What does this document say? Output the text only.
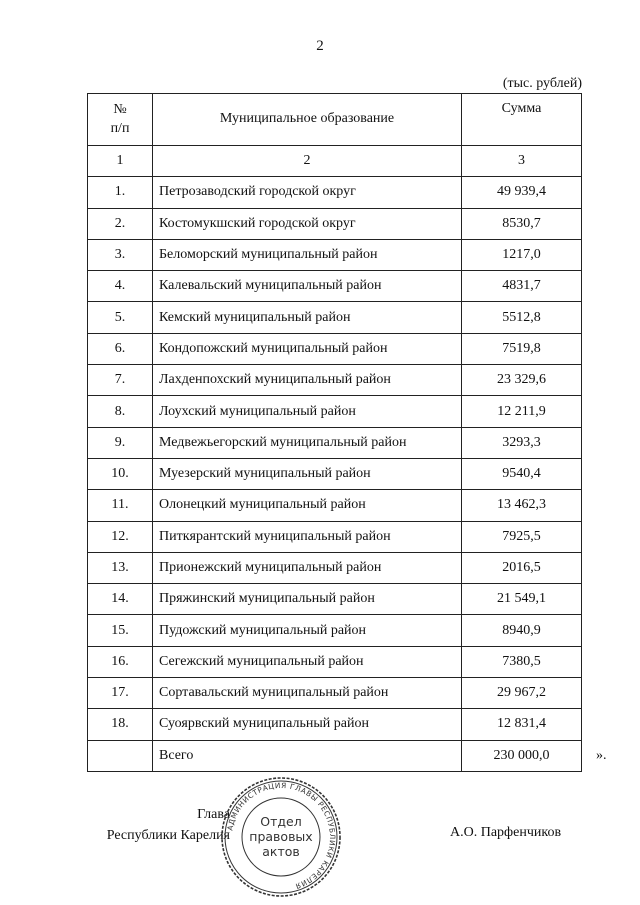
2
(тыс. рублей)
№
п/п	Муниципальное образование	Сумма
1	2	3
1.	Петрозаводский городской округ	49 939,4
2.	Костомукшский городской округ	8530,7
3.	Беломорский муниципальный район	1217,0
4.	Калевальский муниципальный район	4831,7
5.	Кемский муниципальный район	5512,8
6.	Кондопожский муниципальный район	7519,8
7.	Лахденпохский муниципальный район	23 329,6
8.	Лоухский муниципальный район	12 211,9
9.	Медвежьегорский муниципальный район	3293,3
10.	Муезерский муниципальный район	9540,4
11.	Олонецкий муниципальный район	13 462,3
12.	Питкярантский муниципальный район	7925,5
13.	Прионежский муниципальный район	2016,5
14.	Пряжинский муниципальный район	21 549,1
15.	Пудожский муниципальный район	8940,9
16.	Сегежский муниципальный район	7380,5
17.	Сортавальский муниципальный район	29 967,2
18.	Суоярвский муниципальный район	12 831,4
	Всего	230 000,0	».
Глава
Республики Карелия	А.О. Парфенчиков
АДМИНИСТРАЦИЯ ГЛАВЫ РЕСПУБЛИКИ КАРЕЛИЯ
Отдел
правовых
актов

REQUEST: Pictures appear in the records above. Output everything except them, exactly.

CORRECT ANSWER:
What does this document say? Output the text only.
2
(тыс. рублей)
№
п/п	Муниципальное образование	Сумма
1	2	3
1.	Петрозаводский городской округ	49 939,4
2.	Костомукшский городской округ	8530,7
3.	Беломорский муниципальный район	1217,0
4.	Калевальский муниципальный район	4831,7
5.	Кемский муниципальный район	5512,8
6.	Кондопожский муниципальный район	7519,8
7.	Лахденпохский муниципальный район	23 329,6
8.	Лоухский муниципальный район	12 211,9
9.	Медвежьегорский муниципальный район	3293,3
10.	Муезерский муниципальный район	9540,4
11.	Олонецкий муниципальный район	13 462,3
12.	Питкярантский муниципальный район	7925,5
13.	Прионежский муниципальный район	2016,5
14.	Пряжинский муниципальный район	21 549,1
15.	Пудожский муниципальный район	8940,9
16.	Сегежский муниципальный район	7380,5
17.	Сортавальский муниципальный район	29 967,2
18.	Суоярвский муниципальный район	12 831,4
	Всего	230 000,0	».
Глава
Республики Карелия	А.О. Парфенчиков
АДМИНИСТРАЦИЯ ГЛАВЫ РЕСПУБЛИКИ КАРЕЛИЯ
Отдел
правовых
актов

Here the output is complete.